··· Records supplied ···

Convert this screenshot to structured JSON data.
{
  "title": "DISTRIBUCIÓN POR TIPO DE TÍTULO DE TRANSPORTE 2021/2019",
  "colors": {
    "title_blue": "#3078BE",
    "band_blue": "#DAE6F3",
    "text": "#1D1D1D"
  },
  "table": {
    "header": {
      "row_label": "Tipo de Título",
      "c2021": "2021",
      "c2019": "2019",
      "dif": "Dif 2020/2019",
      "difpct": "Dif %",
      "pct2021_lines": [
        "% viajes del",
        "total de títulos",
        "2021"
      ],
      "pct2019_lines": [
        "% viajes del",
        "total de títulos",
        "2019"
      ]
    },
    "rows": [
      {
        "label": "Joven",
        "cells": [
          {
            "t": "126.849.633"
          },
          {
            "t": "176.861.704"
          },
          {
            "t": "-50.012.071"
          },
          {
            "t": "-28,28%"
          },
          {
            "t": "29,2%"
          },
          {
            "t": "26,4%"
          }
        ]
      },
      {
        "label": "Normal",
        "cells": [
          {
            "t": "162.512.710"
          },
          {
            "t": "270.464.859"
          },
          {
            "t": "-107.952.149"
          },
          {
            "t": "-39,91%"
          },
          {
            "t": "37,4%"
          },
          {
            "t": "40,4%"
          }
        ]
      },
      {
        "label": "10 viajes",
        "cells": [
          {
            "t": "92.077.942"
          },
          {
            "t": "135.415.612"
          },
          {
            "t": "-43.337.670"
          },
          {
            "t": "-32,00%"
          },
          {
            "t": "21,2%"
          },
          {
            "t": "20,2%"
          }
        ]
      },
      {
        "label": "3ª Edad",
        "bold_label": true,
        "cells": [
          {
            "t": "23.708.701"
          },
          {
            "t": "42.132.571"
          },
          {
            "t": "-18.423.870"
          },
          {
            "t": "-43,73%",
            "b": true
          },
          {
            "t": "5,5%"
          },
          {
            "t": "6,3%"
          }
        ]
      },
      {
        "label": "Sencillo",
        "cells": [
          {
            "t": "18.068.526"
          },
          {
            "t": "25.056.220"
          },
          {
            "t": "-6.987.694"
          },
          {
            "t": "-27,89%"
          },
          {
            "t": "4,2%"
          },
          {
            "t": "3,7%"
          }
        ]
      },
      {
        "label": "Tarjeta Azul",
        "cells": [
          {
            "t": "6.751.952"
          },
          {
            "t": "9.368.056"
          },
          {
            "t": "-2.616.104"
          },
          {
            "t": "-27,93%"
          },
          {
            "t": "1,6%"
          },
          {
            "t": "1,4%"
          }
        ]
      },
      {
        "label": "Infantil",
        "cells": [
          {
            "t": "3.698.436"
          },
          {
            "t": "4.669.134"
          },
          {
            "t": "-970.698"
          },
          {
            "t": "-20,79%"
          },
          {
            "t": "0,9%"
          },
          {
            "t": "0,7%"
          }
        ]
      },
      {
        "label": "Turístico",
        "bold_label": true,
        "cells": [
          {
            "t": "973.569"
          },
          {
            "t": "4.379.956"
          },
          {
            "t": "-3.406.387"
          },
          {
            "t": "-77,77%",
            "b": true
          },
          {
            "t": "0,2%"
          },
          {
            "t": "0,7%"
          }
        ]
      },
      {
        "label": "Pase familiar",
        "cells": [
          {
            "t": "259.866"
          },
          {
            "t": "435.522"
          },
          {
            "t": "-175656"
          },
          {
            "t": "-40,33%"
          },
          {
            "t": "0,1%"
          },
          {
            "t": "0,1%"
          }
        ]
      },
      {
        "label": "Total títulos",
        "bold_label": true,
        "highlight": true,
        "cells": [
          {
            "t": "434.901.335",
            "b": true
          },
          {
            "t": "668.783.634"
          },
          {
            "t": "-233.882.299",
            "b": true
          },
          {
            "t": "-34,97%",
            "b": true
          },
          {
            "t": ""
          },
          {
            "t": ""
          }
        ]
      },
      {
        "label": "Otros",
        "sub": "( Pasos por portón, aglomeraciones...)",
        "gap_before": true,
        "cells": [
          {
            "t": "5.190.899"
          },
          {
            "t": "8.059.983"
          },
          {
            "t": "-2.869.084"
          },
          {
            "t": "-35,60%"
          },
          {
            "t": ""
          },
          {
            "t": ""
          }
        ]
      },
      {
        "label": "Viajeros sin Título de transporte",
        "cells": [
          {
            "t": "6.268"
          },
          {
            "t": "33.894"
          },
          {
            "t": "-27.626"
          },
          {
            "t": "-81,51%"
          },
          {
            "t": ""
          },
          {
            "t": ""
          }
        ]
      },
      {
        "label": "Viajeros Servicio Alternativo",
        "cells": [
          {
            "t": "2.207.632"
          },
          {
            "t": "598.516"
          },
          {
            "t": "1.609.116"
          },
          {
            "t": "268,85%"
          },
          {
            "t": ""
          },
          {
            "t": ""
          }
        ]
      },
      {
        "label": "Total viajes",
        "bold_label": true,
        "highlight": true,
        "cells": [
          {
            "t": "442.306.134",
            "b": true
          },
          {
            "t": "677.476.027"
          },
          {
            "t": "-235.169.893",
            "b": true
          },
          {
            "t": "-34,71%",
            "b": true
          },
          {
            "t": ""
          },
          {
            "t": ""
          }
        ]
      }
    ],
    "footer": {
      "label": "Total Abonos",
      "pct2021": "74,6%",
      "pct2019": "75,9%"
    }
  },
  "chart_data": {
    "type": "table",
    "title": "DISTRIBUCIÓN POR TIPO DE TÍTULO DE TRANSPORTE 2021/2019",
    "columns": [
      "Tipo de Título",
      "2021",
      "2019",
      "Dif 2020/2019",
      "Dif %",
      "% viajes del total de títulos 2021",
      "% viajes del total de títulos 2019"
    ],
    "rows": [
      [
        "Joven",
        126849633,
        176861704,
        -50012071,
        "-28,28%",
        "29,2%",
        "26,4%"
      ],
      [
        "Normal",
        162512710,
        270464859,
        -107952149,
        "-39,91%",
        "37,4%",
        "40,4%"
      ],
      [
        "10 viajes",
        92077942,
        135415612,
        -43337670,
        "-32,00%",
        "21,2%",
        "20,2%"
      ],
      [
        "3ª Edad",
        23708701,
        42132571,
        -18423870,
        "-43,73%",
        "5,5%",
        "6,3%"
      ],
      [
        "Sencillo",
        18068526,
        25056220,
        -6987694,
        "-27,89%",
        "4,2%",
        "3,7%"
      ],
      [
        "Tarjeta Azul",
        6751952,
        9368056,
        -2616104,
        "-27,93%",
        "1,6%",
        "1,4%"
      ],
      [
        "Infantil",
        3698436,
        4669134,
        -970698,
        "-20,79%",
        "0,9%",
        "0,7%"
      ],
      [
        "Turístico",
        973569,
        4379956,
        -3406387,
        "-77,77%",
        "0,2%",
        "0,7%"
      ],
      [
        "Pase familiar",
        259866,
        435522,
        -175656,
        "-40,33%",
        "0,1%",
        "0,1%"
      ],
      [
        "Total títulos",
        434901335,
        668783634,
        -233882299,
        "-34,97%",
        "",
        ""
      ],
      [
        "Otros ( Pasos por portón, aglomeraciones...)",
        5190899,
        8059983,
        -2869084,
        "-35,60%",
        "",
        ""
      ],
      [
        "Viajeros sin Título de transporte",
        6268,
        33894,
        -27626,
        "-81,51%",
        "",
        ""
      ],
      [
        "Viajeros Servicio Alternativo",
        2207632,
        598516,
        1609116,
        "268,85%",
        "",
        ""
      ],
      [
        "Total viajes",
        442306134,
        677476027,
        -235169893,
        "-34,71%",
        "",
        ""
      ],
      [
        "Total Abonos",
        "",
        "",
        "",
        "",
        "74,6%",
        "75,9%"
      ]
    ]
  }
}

···

Goal:
Copy out every entry again, exactly as it was given.

Answer to the exercise:
Convert this screenshot to structured JSON data.
{
  "title": "DISTRIBUCIÓN POR TIPO DE TÍTULO DE TRANSPORTE 2021/2019",
  "colors": {
    "title_blue": "#3078BE",
    "band_blue": "#DAE6F3",
    "text": "#1D1D1D"
  },
  "table": {
    "header": {
      "row_label": "Tipo de Título",
      "c2021": "2021",
      "c2019": "2019",
      "dif": "Dif 2020/2019",
      "difpct": "Dif %",
      "pct2021_lines": [
        "% viajes del",
        "total de títulos",
        "2021"
      ],
      "pct2019_lines": [
        "% viajes del",
        "total de títulos",
        "2019"
      ]
    },
    "rows": [
      {
        "label": "Joven",
        "cells": [
          {
            "t": "126.849.633"
          },
          {
            "t": "176.861.704"
          },
          {
            "t": "-50.012.071"
          },
          {
            "t": "-28,28%"
          },
          {
            "t": "29,2%"
          },
          {
            "t": "26,4%"
          }
        ]
      },
      {
        "label": "Normal",
        "cells": [
          {
            "t": "162.512.710"
          },
          {
            "t": "270.464.859"
          },
          {
            "t": "-107.952.149"
          },
          {
            "t": "-39,91%"
          },
          {
            "t": "37,4%"
          },
          {
            "t": "40,4%"
          }
        ]
      },
      {
        "label": "10 viajes",
        "cells": [
          {
            "t": "92.077.942"
          },
          {
            "t": "135.415.612"
          },
          {
            "t": "-43.337.670"
          },
          {
            "t": "-32,00%"
          },
          {
            "t": "21,2%"
          },
          {
            "t": "20,2%"
          }
        ]
      },
      {
        "label": "3ª Edad",
        "bold_label": true,
        "cells": [
          {
            "t": "23.708.701"
          },
          {
            "t": "42.132.571"
          },
          {
            "t": "-18.423.870"
          },
          {
            "t": "-43,73%",
            "b": true
          },
          {
            "t": "5,5%"
          },
          {
            "t": "6,3%"
          }
        ]
      },
      {
        "label": "Sencillo",
        "cells": [
          {
            "t": "18.068.526"
          },
          {
            "t": "25.056.220"
          },
          {
            "t": "-6.987.694"
          },
          {
            "t": "-27,89%"
          },
          {
            "t": "4,2%"
          },
          {
            "t": "3,7%"
          }
        ]
      },
      {
        "label": "Tarjeta Azul",
        "cells": [
          {
            "t": "6.751.952"
          },
          {
            "t": "9.368.056"
          },
          {
            "t": "-2.616.104"
          },
          {
            "t": "-27,93%"
          },
          {
            "t": "1,6%"
          },
          {
            "t": "1,4%"
          }
        ]
      },
      {
        "label": "Infantil",
        "cells": [
          {
            "t": "3.698.436"
          },
          {
            "t": "4.669.134"
          },
          {
            "t": "-970.698"
          },
          {
            "t": "-20,79%"
          },
          {
            "t": "0,9%"
          },
          {
            "t": "0,7%"
          }
        ]
      },
      {
        "label": "Turístico",
        "bold_label": true,
        "cells": [
          {
            "t": "973.569"
          },
          {
            "t": "4.379.956"
          },
          {
            "t": "-3.406.387"
          },
          {
            "t": "-77,77%",
            "b": true
          },
          {
            "t": "0,2%"
          },
          {
            "t": "0,7%"
          }
        ]
      },
      {
        "label": "Pase familiar",
        "cells": [
          {
            "t": "259.866"
          },
          {
            "t": "435.522"
          },
          {
            "t": "-175656"
          },
          {
            "t": "-40,33%"
          },
          {
            "t": "0,1%"
          },
          {
            "t": "0,1%"
          }
        ]
      },
      {
        "label": "Total títulos",
        "bold_label": true,
        "highlight": true,
        "cells": [
          {
            "t": "434.901.335",
            "b": true
          },
          {
            "t": "668.783.634"
          },
          {
            "t": "-233.882.299",
            "b": true
          },
          {
            "t": "-34,97%",
            "b": true
          },
          {
            "t": ""
          },
          {
            "t": ""
          }
        ]
      },
      {
        "label": "Otros",
        "sub": "( Pasos por portón, aglomeraciones...)",
        "gap_before": true,
        "cells": [
          {
            "t": "5.190.899"
          },
          {
            "t": "8.059.983"
          },
          {
            "t": "-2.869.084"
          },
          {
            "t": "-35,60%"
          },
          {
            "t": ""
          },
          {
            "t": ""
          }
        ]
      },
      {
        "label": "Viajeros sin Título de transporte",
        "cells": [
          {
            "t": "6.268"
          },
          {
            "t": "33.894"
          },
          {
            "t": "-27.626"
          },
          {
            "t": "-81,51%"
          },
          {
            "t": ""
          },
          {
            "t": ""
          }
        ]
      },
      {
        "label": "Viajeros Servicio Alternativo",
        "cells": [
          {
            "t": "2.207.632"
          },
          {
            "t": "598.516"
          },
          {
            "t": "1.609.116"
          },
          {
            "t": "268,85%"
          },
          {
            "t": ""
          },
          {
            "t": ""
          }
        ]
      },
      {
        "label": "Total viajes",
        "bold_label": true,
        "highlight": true,
        "cells": [
          {
            "t": "442.306.134",
            "b": true
          },
          {
            "t": "677.476.027"
          },
          {
            "t": "-235.169.893",
            "b": true
          },
          {
            "t": "-34,71%",
            "b": true
          },
          {
            "t": ""
          },
          {
            "t": ""
          }
        ]
      }
    ],
    "footer": {
      "label": "Total Abonos",
      "pct2021": "74,6%",
      "pct2019": "75,9%"
    }
  },
  "chart_data": {
    "type": "table",
    "title": "DISTRIBUCIÓN POR TIPO DE TÍTULO DE TRANSPORTE 2021/2019",
    "columns": [
      "Tipo de Título",
      "2021",
      "2019",
      "Dif 2020/2019",
      "Dif %",
      "% viajes del total de títulos 2021",
      "% viajes del total de títulos 2019"
    ],
    "rows": [
      [
        "Joven",
        126849633,
        176861704,
        -50012071,
        "-28,28%",
        "29,2%",
        "26,4%"
      ],
      [
        "Normal",
        162512710,
        270464859,
        -107952149,
        "-39,91%",
        "37,4%",
        "40,4%"
      ],
      [
        "10 viajes",
        92077942,
        135415612,
        -43337670,
        "-32,00%",
        "21,2%",
        "20,2%"
      ],
      [
        "3ª Edad",
        23708701,
        42132571,
        -18423870,
        "-43,73%",
        "5,5%",
        "6,3%"
      ],
      [
        "Sencillo",
        18068526,
        25056220,
        -6987694,
        "-27,89%",
        "4,2%",
        "3,7%"
      ],
      [
        "Tarjeta Azul",
        6751952,
        9368056,
        -2616104,
        "-27,93%",
        "1,6%",
        "1,4%"
      ],
      [
        "Infantil",
        3698436,
        4669134,
        -970698,
        "-20,79%",
        "0,9%",
        "0,7%"
      ],
      [
        "Turístico",
        973569,
        4379956,
        -3406387,
        "-77,77%",
        "0,2%",
        "0,7%"
      ],
      [
        "Pase familiar",
        259866,
        435522,
        -175656,
        "-40,33%",
        "0,1%",
        "0,1%"
      ],
      [
        "Total títulos",
        434901335,
        668783634,
        -233882299,
        "-34,97%",
        "",
        ""
      ],
      [
        "Otros ( Pasos por portón, aglomeraciones...)",
        5190899,
        8059983,
        -2869084,
        "-35,60%",
        "",
        ""
      ],
      [
        "Viajeros sin Título de transporte",
        6268,
        33894,
        -27626,
        "-81,51%",
        "",
        ""
      ],
      [
        "Viajeros Servicio Alternativo",
        2207632,
        598516,
        1609116,
        "268,85%",
        "",
        ""
      ],
      [
        "Total viajes",
        442306134,
        677476027,
        -235169893,
        "-34,71%",
        "",
        ""
      ],
      [
        "Total Abonos",
        "",
        "",
        "",
        "",
        "74,6%",
        "75,9%"
      ]
    ]
  }
}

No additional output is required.